Text excerpt:
□ □ □ □ □

Joseph Ewing McDonald (August 29, 1819 – June 21, 1891) was an American politician who served as a United States representative and Senator from Indiana. He also served as Indiana's 2nd Attorney General and unsuccessfully sought the Democratic nomination for President in 1884.

Life and career
McDonald was born in Butler County, Ohio, the son of Eleanor (Piatt) and John McDonald. He moved with his mother to Montgomery County, Indiana, in 1826 and apprenticed to the saddler's trade when twelve years of age in Lafayette, Indiana. He attended Wabash College (Crawfordsville) and graduated from Indiana Asbury University (Greencastle, Indiana; now DePauw University) in 1840. Also in 1840, he worked on the Wabash and Erie Canal. He studied law in Lafayette and was admitted to the bar in 1843, after which he practiced. He was prosecuting attorney from 1843 to 1847 and in the latter year moved to Crawfordsville where he practiced law until 1859.

□ □ □ □ □

Short problem 1: Take everything in the McDonald biography from "Joseph Ewing McDonald" down to "President in 1884." and change "Democratic" to "Republican".
Short problem 2: According to the McDonald biography, in what year was McDonald admitted to the bar?
The data is separate material, unrelated to the McDonald biography.

Recorded information:
□ □ □ □ □

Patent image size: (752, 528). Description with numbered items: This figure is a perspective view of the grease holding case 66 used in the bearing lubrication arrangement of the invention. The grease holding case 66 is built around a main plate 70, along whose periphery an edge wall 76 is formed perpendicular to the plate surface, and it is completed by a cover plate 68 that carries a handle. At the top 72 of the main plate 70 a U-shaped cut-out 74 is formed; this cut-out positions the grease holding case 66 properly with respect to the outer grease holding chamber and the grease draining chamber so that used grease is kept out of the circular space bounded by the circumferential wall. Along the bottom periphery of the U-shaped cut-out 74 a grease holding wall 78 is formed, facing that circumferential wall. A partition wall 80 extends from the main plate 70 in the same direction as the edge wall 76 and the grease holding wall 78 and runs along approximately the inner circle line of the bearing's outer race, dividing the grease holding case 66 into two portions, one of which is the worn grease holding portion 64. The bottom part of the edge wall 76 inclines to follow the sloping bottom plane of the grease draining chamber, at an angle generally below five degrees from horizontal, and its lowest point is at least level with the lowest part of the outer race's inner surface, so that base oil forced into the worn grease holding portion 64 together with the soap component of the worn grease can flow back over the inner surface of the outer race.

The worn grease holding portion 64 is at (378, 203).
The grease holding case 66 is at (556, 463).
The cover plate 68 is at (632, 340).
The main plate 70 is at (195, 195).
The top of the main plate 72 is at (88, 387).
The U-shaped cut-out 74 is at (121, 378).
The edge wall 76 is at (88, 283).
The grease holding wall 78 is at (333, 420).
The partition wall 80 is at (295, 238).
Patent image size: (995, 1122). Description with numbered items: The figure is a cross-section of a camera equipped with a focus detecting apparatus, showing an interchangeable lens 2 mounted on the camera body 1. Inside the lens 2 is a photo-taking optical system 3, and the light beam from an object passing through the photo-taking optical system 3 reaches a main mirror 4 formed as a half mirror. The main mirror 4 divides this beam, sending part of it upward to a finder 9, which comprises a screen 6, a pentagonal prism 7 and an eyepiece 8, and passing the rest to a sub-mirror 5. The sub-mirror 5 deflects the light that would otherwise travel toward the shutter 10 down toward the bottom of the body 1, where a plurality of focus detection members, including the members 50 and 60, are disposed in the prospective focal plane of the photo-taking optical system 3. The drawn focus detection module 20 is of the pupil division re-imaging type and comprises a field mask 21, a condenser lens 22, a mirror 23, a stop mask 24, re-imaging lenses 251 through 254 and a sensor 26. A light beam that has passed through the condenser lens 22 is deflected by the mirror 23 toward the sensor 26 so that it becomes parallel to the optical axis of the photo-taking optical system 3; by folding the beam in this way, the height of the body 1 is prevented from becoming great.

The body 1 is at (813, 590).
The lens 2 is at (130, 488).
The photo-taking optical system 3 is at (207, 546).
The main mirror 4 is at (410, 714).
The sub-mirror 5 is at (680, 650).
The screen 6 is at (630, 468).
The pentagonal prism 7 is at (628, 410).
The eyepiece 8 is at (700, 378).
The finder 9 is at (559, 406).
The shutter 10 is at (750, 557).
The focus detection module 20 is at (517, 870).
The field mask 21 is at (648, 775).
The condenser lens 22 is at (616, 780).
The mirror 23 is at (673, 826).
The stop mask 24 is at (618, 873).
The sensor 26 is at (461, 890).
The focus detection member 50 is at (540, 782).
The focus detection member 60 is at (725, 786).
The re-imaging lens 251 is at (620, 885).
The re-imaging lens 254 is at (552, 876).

□ □ □ □ □

Worked solution 1:
Joseph Ewing McDonald (August 29, 1819 – June 21, 1891) was an American politician who served as a United States representative and Senator from Indiana. He also served as Indiana's 2nd Attorney General and unsuccessfully sought the Republican nomination for President in 1884.

Worked solution 2: 1843